WHAT IS ASKED:
Return each entry exactly, omitting nothing.

>> begin INPUT FOR THIS TASK

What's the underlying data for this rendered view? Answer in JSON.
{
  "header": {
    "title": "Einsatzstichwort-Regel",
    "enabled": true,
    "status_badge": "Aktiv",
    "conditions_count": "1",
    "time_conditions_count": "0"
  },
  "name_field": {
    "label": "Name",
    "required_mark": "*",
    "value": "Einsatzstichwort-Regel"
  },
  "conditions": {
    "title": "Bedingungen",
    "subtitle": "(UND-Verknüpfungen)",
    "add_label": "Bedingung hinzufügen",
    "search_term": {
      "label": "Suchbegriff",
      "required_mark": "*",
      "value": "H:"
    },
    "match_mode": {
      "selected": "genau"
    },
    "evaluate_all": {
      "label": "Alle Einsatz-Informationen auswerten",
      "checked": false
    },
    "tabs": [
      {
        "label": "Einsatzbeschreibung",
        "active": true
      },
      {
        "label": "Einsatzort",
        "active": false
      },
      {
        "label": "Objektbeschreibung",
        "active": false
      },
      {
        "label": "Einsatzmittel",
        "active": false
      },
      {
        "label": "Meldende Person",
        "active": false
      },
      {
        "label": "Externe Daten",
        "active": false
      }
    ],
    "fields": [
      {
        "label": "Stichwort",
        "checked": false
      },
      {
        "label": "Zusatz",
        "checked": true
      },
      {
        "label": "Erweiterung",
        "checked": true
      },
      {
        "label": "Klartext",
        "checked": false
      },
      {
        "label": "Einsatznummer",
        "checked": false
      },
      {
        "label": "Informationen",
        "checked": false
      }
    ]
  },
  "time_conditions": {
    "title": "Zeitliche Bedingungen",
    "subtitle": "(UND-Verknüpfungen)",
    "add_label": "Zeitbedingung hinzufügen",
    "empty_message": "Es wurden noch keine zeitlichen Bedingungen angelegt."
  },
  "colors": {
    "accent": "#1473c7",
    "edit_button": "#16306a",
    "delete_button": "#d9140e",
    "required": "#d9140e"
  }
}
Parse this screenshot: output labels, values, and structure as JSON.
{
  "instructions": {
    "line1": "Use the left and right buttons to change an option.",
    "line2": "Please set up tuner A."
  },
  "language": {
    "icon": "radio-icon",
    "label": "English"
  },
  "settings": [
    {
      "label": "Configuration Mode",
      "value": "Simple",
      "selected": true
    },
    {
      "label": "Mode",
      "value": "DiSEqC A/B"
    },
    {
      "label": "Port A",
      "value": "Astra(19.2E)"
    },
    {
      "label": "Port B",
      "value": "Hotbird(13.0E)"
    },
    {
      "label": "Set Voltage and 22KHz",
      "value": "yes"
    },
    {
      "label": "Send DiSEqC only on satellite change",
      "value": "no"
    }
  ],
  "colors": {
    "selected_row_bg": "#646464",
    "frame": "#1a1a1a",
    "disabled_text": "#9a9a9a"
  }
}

>> end INPUT FOR THIS TASK

RESPONSE TO THE EXERCISE:
What's the underlying data for this rendered view? Answer in JSON.
{
  "header": {
    "title": "Einsatzstichwort-Regel",
    "enabled": true,
    "status_badge": "Aktiv",
    "conditions_count": "1",
    "time_conditions_count": "0"
  },
  "name_field": {
    "label": "Name",
    "required_mark": "*",
    "value": "Einsatzstichwort-Regel"
  },
  "conditions": {
    "title": "Bedingungen",
    "subtitle": "(UND-Verknüpfungen)",
    "add_label": "Bedingung hinzufügen",
    "search_term": {
      "label": "Suchbegriff",
      "required_mark": "*",
      "value": "H:"
    },
    "match_mode": {
      "selected": "genau"
    },
    "evaluate_all": {
      "label": "Alle Einsatz-Informationen auswerten",
      "checked": false
    },
    "tabs": [
      {
        "label": "Einsatzbeschreibung",
        "active": true
      },
      {
        "label": "Einsatzort",
        "active": false
      },
      {
        "label": "Objektbeschreibung",
        "active": false
      },
      {
        "label": "Einsatzmittel",
        "active": false
      },
      {
        "label": "Meldende Person",
        "active": false
      },
      {
        "label": "Externe Daten",
        "active": false
      }
    ],
    "fields": [
      {
        "label": "Stichwort",
        "checked": false
      },
      {
        "label": "Zusatz",
        "checked": true
      },
      {
        "label": "Erweiterung",
        "checked": true
      },
      {
        "label": "Klartext",
        "checked": false
      },
      {
        "label": "Einsatznummer",
        "checked": false
      },
      {
        "label": "Informationen",
        "checked": false
      }
    ]
  },
  "time_conditions": {
    "title": "Zeitliche Bedingungen",
    "subtitle": "(UND-Verknüpfungen)",
    "add_label": "Zeitbedingung hinzufügen",
    "empty_message": "Es wurden noch keine zeitlichen Bedingungen angelegt."
  },
  "colors": {
    "accent": "#1473c7",
    "edit_button": "#16306a",
    "delete_button": "#d9140e",
    "required": "#d9140e"
  }
}
Parse this screenshot: output labels, values, and structure as JSON.
{
  "instructions": {
    "line1": "Use the left and right buttons to change an option.",
    "line2": "Please set up tuner A."
  },
  "language": {
    "icon": "radio-icon",
    "label": "English"
  },
  "settings": [
    {
      "label": "Configuration Mode",
      "value": "Simple",
      "selected": true
    },
    {
      "label": "Mode",
      "value": "DiSEqC A/B"
    },
    {
      "label": "Port A",
      "value": "Astra(19.2E)"
    },
    {
      "label": "Port B",
      "value": "Hotbird(13.0E)"
    },
    {
      "label": "Set Voltage and 22KHz",
      "value": "yes"
    },
    {
      "label": "Send DiSEqC only on satellite change",
      "value": "no"
    }
  ],
  "colors": {
    "selected_row_bg": "#646464",
    "frame": "#1a1a1a",
    "disabled_text": "#9a9a9a"
  }
}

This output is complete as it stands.